- [What this task involves] Wherever a line holds the word "text", copy that line out.
[start]
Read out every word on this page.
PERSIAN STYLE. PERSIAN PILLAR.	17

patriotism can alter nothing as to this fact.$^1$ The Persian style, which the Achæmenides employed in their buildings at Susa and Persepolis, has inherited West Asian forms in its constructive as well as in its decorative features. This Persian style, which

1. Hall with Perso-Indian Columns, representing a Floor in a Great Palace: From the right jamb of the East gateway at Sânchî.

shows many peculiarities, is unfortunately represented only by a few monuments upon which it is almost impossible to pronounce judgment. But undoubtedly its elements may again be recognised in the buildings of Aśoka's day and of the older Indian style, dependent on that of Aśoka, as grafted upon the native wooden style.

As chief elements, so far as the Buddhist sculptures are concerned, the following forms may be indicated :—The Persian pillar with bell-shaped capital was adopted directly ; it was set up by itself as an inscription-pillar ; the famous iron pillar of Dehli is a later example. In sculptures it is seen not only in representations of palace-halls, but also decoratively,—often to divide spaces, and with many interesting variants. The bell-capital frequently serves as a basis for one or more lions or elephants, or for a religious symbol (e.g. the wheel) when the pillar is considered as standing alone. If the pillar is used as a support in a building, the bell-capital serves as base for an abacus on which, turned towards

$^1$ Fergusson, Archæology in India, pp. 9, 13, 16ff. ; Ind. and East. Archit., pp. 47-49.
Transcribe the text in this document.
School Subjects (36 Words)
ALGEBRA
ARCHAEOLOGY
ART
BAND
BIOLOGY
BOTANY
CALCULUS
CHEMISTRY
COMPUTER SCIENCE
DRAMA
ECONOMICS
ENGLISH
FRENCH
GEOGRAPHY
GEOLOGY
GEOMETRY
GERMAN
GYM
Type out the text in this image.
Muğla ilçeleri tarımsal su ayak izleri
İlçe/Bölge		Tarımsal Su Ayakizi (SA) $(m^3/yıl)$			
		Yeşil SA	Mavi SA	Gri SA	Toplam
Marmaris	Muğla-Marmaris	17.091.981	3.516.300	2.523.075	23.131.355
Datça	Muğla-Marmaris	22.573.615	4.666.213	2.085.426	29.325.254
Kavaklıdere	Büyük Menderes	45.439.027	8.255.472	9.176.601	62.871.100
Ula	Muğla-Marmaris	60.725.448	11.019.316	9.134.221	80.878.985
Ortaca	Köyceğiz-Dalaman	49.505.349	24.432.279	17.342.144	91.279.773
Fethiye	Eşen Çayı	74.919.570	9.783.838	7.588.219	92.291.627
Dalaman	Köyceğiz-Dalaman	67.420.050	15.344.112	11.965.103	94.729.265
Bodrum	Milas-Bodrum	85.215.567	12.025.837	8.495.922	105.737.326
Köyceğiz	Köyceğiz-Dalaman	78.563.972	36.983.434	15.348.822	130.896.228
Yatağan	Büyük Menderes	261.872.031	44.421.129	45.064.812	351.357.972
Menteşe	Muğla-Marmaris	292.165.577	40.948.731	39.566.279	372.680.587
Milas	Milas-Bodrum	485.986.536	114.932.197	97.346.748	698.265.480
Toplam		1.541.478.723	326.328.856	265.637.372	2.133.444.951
[end]
- [The solution]
Transcribe the text in this document.
Type out the text in this image.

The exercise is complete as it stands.